# Passage to read

+===+

# Flying squirrels



## the_waterwolf

Long story short, my wife and I live in the city and on our security cameras we thought we were beginning to get rats at night in our yard. Far from that! They are Southern Flying Squirrels and our yard is loaded with them at night! Apparently they are the most common squirrel in Ohio, however they are nocturnal. We just got done watching them come down to the feeders on our oak tree behind our house. Such a neat creature!


----------



## matticito

Cat brought one home once in cleveland


----------



## Mickey

I've had one land within 2 ft. of me while filling the feeders at night here in Canton. My neighbors never knew they were here till I told them. They are very cool indeed! What city are you in?


----------



## the_waterwolf

I caught one in a live trap overnight, super cool little critters! The camera was tripped on at 3:36am and the neighborhood cat was attacking the cage within seconds. The squirrel was released unharmed and scurried up the tree. It was surprisingly calm when I opened the cage.

I'm in Toledo not far from the Michigan border.


----------



## Snakecharmer

Never saw one. Pretty cool.

+===+

# Given entries
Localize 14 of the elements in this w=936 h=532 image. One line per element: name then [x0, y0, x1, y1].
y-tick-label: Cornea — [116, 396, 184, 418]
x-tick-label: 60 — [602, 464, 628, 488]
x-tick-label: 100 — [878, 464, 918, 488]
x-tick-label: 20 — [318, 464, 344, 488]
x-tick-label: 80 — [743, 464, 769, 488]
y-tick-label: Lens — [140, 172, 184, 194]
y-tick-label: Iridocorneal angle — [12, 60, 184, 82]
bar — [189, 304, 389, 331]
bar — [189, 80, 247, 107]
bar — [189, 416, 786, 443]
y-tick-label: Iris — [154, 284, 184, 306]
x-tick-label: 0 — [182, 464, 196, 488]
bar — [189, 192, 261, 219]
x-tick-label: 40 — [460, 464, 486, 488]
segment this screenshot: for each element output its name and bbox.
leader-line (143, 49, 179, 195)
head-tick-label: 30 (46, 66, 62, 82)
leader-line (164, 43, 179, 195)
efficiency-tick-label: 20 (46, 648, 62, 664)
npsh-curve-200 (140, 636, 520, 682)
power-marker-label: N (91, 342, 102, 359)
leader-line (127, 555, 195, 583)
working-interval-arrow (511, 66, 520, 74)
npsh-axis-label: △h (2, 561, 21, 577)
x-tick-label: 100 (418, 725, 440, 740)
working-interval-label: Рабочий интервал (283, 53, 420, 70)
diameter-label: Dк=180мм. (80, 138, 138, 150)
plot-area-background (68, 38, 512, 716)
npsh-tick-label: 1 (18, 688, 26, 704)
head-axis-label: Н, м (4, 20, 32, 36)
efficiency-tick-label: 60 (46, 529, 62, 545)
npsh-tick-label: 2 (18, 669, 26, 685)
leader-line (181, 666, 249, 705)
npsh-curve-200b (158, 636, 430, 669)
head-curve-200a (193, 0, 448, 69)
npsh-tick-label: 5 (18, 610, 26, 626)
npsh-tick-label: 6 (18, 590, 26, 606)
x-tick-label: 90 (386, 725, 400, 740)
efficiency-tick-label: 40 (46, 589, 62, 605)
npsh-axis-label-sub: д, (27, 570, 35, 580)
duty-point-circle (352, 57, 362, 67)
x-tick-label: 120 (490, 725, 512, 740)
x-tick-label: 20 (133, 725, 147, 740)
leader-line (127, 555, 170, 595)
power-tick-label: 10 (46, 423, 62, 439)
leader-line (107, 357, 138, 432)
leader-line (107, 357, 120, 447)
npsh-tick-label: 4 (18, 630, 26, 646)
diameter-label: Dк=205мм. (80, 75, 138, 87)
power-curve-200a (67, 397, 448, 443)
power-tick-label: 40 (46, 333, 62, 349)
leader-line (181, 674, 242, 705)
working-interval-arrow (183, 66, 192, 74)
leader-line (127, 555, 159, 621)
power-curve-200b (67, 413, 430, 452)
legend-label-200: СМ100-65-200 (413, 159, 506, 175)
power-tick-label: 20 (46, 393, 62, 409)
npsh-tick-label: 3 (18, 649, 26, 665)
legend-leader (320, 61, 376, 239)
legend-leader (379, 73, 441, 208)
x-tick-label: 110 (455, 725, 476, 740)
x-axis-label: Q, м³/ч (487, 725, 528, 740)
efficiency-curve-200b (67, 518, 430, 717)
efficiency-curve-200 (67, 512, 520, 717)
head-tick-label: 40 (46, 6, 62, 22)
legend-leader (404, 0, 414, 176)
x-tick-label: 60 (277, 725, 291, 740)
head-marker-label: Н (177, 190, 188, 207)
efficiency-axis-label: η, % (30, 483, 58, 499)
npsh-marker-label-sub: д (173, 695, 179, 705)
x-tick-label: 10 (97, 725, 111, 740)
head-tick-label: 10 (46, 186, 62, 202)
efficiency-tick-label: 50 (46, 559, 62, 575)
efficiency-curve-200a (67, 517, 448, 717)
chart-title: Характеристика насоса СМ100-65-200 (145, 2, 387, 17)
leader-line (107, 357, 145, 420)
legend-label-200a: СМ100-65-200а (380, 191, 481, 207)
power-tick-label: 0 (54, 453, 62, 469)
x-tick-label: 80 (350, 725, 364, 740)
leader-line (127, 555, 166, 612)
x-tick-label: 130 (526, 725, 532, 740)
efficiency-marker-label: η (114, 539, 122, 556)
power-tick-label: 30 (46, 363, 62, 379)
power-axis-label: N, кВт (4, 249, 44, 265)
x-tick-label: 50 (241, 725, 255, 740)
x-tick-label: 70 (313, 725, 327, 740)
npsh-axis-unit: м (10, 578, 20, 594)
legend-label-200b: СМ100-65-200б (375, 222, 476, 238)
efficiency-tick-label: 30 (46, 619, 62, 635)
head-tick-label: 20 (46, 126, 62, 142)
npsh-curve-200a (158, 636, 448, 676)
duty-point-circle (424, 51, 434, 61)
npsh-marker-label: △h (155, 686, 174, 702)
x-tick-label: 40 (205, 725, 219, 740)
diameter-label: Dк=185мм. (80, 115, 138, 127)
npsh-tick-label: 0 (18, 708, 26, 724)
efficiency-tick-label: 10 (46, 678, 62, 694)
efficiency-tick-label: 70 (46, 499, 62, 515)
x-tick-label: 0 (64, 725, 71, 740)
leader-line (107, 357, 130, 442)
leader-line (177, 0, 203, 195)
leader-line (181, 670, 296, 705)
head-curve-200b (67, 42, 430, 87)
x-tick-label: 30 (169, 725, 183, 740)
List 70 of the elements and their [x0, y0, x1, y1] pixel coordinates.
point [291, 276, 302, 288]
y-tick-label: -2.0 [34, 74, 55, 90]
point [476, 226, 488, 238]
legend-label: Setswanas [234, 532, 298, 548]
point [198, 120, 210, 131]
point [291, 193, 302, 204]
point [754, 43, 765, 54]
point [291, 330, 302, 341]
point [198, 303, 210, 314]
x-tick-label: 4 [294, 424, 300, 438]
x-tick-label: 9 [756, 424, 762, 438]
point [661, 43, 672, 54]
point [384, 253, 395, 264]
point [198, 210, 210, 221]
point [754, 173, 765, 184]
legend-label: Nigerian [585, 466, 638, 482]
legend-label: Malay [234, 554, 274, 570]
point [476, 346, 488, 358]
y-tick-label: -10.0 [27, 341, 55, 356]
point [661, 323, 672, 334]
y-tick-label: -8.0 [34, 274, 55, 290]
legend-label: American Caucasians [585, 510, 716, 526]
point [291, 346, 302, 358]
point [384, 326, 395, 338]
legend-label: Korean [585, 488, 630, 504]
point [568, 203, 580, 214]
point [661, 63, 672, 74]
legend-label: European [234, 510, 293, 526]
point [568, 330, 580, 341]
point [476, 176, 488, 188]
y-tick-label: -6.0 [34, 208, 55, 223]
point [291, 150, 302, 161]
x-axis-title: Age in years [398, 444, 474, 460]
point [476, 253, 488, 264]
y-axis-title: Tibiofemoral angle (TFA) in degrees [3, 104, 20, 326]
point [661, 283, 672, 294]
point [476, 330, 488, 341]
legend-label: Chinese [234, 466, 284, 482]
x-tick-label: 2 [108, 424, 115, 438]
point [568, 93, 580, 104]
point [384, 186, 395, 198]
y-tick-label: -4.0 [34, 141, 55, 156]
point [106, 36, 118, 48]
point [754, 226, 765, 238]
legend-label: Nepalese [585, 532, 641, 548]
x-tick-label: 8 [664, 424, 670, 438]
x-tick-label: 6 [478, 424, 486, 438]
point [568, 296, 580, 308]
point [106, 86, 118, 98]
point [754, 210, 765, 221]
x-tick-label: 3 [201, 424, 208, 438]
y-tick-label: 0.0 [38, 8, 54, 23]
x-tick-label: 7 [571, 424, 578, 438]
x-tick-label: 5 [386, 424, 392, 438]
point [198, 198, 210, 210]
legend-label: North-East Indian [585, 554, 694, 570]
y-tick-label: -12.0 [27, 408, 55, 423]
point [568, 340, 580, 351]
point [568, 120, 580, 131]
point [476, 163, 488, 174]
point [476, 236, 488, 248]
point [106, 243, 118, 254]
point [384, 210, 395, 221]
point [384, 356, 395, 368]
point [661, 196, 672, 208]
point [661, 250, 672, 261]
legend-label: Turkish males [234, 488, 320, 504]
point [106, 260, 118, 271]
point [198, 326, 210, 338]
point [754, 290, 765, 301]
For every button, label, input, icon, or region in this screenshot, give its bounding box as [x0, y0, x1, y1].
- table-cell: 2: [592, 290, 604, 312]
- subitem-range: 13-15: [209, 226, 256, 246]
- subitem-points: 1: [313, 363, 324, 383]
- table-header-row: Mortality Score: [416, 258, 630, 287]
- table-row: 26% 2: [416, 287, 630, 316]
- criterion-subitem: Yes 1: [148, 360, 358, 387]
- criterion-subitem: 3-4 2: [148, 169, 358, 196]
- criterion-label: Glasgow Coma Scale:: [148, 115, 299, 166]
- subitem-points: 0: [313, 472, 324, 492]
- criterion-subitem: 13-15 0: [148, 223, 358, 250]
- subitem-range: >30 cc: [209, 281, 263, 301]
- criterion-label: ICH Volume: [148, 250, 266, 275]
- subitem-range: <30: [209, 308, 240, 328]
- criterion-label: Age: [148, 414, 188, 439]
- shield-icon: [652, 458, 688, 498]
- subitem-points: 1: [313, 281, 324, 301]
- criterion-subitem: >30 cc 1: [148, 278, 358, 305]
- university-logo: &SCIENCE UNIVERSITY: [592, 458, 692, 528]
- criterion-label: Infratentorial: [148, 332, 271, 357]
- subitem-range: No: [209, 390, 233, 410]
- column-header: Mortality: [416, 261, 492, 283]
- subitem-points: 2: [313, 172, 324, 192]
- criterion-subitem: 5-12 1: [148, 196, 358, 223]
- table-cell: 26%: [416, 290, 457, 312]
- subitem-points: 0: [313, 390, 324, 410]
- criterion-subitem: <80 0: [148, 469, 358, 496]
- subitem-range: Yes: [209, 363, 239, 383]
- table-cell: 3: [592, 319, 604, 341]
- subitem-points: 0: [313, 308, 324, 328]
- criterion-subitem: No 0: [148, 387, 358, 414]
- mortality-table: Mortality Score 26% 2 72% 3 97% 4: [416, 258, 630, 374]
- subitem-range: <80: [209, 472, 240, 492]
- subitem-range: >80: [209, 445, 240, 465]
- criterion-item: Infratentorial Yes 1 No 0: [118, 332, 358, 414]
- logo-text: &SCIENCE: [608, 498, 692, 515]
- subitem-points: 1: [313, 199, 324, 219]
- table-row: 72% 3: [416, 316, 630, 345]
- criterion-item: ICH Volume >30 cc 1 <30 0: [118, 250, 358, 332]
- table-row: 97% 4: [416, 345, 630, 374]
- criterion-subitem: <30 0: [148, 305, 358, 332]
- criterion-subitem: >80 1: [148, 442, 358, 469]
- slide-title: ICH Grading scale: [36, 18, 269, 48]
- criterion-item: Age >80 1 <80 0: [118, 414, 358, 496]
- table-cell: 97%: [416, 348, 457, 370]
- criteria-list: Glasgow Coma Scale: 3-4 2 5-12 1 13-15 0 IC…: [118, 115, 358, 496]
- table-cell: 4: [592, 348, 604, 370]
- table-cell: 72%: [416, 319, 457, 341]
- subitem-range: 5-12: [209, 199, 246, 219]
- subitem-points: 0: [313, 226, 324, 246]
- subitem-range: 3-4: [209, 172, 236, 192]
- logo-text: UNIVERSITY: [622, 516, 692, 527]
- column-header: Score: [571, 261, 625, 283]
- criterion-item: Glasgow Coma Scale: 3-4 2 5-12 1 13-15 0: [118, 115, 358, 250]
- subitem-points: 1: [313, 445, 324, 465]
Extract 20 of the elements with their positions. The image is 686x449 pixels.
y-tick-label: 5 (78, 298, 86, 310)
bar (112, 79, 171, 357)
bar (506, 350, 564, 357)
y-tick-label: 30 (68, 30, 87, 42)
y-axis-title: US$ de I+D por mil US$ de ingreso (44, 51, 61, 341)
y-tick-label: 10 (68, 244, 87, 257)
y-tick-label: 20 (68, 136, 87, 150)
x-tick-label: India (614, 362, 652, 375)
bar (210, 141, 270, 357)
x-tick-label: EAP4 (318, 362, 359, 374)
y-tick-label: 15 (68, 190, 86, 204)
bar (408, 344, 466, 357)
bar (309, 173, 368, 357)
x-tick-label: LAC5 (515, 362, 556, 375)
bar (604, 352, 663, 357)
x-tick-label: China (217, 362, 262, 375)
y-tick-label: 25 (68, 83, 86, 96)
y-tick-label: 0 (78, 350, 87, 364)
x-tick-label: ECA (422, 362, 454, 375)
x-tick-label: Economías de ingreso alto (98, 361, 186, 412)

+===+

# Problems
[1] Set down the entries word for word, beginning with their first line and going on through the line with "x-tick-label: 120 (490, 725, 512, 740)".
[2] Resume the forum thread about flying squirrels, picking up right after its last post.
The entries have no connection to the forum thread about flying squirrels.

# Task responses
[1]
Localize 14 of the elements in this w=936 h=532 image. One line per element: name then [x0, y0, x1, y1].
y-tick-label: Cornea — [116, 396, 184, 418]
x-tick-label: 60 — [602, 464, 628, 488]
x-tick-label: 100 — [878, 464, 918, 488]
x-tick-label: 20 — [318, 464, 344, 488]
x-tick-label: 80 — [743, 464, 769, 488]
y-tick-label: Lens — [140, 172, 184, 194]
y-tick-label: Iridocorneal angle — [12, 60, 184, 82]
bar — [189, 304, 389, 331]
bar — [189, 80, 247, 107]
bar — [189, 416, 786, 443]
y-tick-label: Iris — [154, 284, 184, 306]
x-tick-label: 0 — [182, 464, 196, 488]
bar — [189, 192, 261, 219]
x-tick-label: 40 — [460, 464, 486, 488]
segment this screenshot: for each element output its name and bbox.
leader-line (143, 49, 179, 195)
head-tick-label: 30 (46, 66, 62, 82)
leader-line (164, 43, 179, 195)
efficiency-tick-label: 20 (46, 648, 62, 664)
npsh-curve-200 (140, 636, 520, 682)
power-marker-label: N (91, 342, 102, 359)
leader-line (127, 555, 195, 583)
working-interval-arrow (511, 66, 520, 74)
npsh-axis-label: △h (2, 561, 21, 577)
x-tick-label: 100 (418, 725, 440, 740)
working-interval-label: Рабочий интервал (283, 53, 420, 70)
diameter-label: Dк=180мм. (80, 138, 138, 150)
plot-area-background (68, 38, 512, 716)
npsh-tick-label: 1 (18, 688, 26, 704)
head-axis-label: Н, м (4, 20, 32, 36)
efficiency-tick-label: 60 (46, 529, 62, 545)
npsh-tick-label: 2 (18, 669, 26, 685)
leader-line (181, 666, 249, 705)
npsh-curve-200b (158, 636, 430, 669)
head-curve-200a (193, 0, 448, 69)
npsh-tick-label: 5 (18, 610, 26, 626)
npsh-tick-label: 6 (18, 590, 26, 606)
x-tick-label: 90 (386, 725, 400, 740)
efficiency-tick-label: 40 (46, 589, 62, 605)
npsh-axis-label-sub: д, (27, 570, 35, 580)
duty-point-circle (352, 57, 362, 67)
x-tick-label: 120 (490, 725, 512, 740)

[2]
----------



## One guy and a boat

I've seen two in my life both during daylight. ironically enough both were while I was squirrel hunting. And no I did not shoot them. Pretty amazing how far they can glide though.

Sent from my Pixel 3a XL using Tapatalk


----------



## Specwar

Had friends in the Midvale/Roswell area that had one as an i house pet several years ago. Filled an old Nestles Quick cardboard container with shredded felt and that’s where it slept during daylight hours. Would take food from your hand. Neat little creatures.


----------



## bdawg

I've seen them a couple of times right at dusk. Just saw the silhoette and thought, bat, no, bird, no...gotta be a flying squirrel! Only thing that would glide like that!

One time, we found a nest of them in the back woods under a pine tree. It had fallen out of the tree. 3 or 4 little babies in there. As we watched, the momma came back and picked up one at a time and took it to a new nest! One of the coolest things I've seen in the woods.


----------



## privateer

flying squirrels are coolest... have not seen once since had one in parent's house in western PA quite some years ago. it was flying around the living room driving the dogs crazy... it eventually headed out the door unharmed. i did not know they were common in OH. have not seen any at my lake house in NE OH. we have a family of really obnoxious fox squirrels that harass my dog there.


----------



## Snakecharmer

privateer said:


> flying squirrels are coolest... have not seen once since had one in parent's house in western PA quite some years ago. it was flying around the living room driving the dogs crazy... it eventually headed out the door unharmed. i did not know they were common in OH. have not seen any at my lake house in NE OH. we have a family of really obnoxious fox squirrels that harass my dog there.


Can they really fly? I thought they were just gliders.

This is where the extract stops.